─── Entries supplied ───

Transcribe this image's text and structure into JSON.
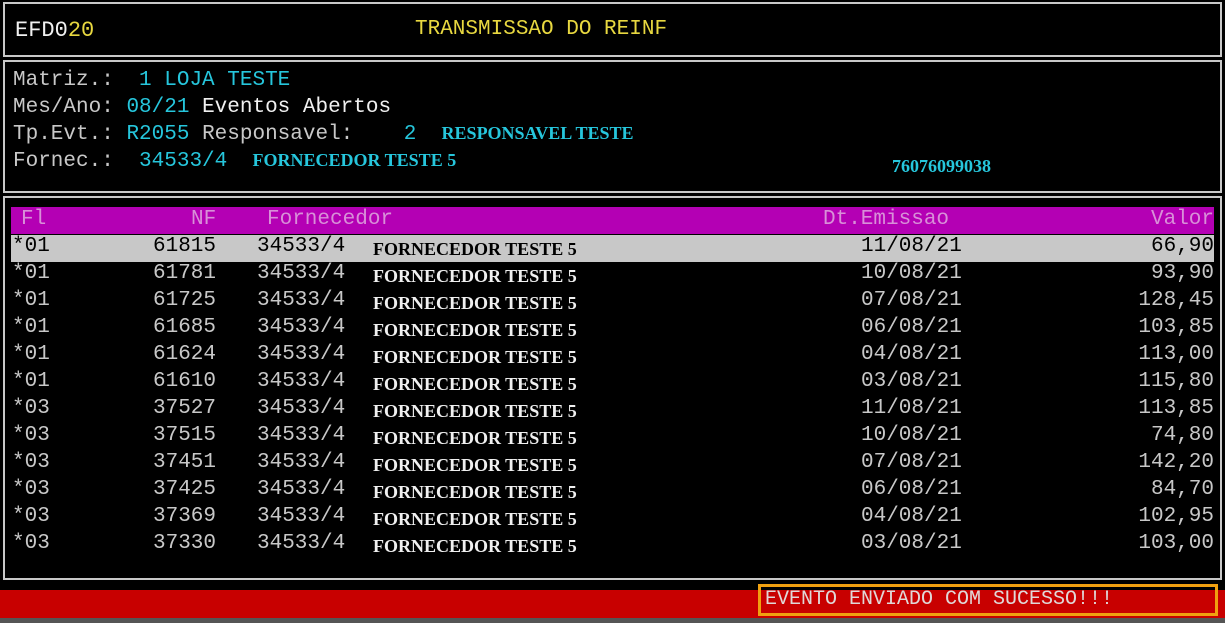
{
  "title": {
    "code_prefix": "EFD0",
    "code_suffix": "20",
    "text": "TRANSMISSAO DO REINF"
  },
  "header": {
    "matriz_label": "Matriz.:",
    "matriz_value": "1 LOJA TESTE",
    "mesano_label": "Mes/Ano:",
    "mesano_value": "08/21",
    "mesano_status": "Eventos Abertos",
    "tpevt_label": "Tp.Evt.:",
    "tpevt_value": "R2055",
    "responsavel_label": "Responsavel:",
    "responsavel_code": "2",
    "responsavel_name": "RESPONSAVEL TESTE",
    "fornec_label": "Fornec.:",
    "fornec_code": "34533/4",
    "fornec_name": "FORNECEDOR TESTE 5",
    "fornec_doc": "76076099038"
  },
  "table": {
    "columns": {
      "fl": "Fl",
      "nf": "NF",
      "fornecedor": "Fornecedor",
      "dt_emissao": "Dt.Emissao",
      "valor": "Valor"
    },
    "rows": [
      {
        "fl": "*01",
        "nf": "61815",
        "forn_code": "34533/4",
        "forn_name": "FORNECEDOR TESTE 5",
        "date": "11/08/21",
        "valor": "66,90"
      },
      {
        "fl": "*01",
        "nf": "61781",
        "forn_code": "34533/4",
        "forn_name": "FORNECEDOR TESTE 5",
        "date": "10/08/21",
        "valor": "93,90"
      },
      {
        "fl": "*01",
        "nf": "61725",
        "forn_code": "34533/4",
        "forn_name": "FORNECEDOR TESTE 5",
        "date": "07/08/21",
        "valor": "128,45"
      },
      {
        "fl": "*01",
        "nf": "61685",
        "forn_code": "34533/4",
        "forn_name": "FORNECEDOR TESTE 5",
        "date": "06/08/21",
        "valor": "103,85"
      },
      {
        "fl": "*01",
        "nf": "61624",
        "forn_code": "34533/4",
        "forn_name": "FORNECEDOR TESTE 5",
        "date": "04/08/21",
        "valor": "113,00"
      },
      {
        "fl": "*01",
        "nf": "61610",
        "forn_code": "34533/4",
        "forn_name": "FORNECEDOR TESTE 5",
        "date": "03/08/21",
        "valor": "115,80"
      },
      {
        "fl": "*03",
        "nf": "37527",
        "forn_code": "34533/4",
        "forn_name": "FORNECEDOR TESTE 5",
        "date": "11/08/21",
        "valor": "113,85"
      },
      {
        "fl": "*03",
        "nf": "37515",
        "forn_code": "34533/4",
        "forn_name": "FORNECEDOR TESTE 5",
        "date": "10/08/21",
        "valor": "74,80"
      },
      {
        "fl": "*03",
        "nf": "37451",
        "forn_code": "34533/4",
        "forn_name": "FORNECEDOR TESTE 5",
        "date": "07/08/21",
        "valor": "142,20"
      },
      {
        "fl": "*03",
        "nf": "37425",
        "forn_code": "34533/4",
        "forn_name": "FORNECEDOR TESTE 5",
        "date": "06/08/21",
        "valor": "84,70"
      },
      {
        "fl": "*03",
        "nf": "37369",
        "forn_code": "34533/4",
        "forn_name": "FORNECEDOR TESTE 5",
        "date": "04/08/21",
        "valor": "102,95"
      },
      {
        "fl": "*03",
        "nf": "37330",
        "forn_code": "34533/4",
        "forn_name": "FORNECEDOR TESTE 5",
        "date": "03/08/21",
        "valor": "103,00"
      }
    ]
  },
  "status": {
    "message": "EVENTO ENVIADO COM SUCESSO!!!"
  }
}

───
─── Entries supplied ───

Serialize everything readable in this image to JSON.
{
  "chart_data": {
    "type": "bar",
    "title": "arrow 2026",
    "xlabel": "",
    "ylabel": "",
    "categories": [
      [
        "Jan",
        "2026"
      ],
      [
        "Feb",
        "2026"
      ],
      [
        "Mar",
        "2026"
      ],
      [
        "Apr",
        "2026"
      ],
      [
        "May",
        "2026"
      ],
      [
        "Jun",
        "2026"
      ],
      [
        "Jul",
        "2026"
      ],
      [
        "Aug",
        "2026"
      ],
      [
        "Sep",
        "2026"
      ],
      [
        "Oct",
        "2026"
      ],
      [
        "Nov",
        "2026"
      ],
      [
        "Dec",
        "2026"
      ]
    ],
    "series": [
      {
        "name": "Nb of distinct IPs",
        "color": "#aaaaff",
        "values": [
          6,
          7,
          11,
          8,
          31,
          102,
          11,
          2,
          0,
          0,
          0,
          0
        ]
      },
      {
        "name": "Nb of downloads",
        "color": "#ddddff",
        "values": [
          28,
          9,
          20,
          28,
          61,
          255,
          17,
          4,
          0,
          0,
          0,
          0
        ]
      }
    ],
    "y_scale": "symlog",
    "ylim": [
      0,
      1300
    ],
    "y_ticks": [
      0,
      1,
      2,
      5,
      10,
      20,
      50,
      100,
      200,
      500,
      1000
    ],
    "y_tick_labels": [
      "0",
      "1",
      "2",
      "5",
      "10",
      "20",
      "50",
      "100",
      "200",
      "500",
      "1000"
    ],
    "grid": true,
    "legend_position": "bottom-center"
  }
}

───

» Given task: Go through the records. Copy each line where "image" appears.

» Exercise answer:
Transcribe this image's text and structure into JSON.
Serialize everything readable in this image to JSON.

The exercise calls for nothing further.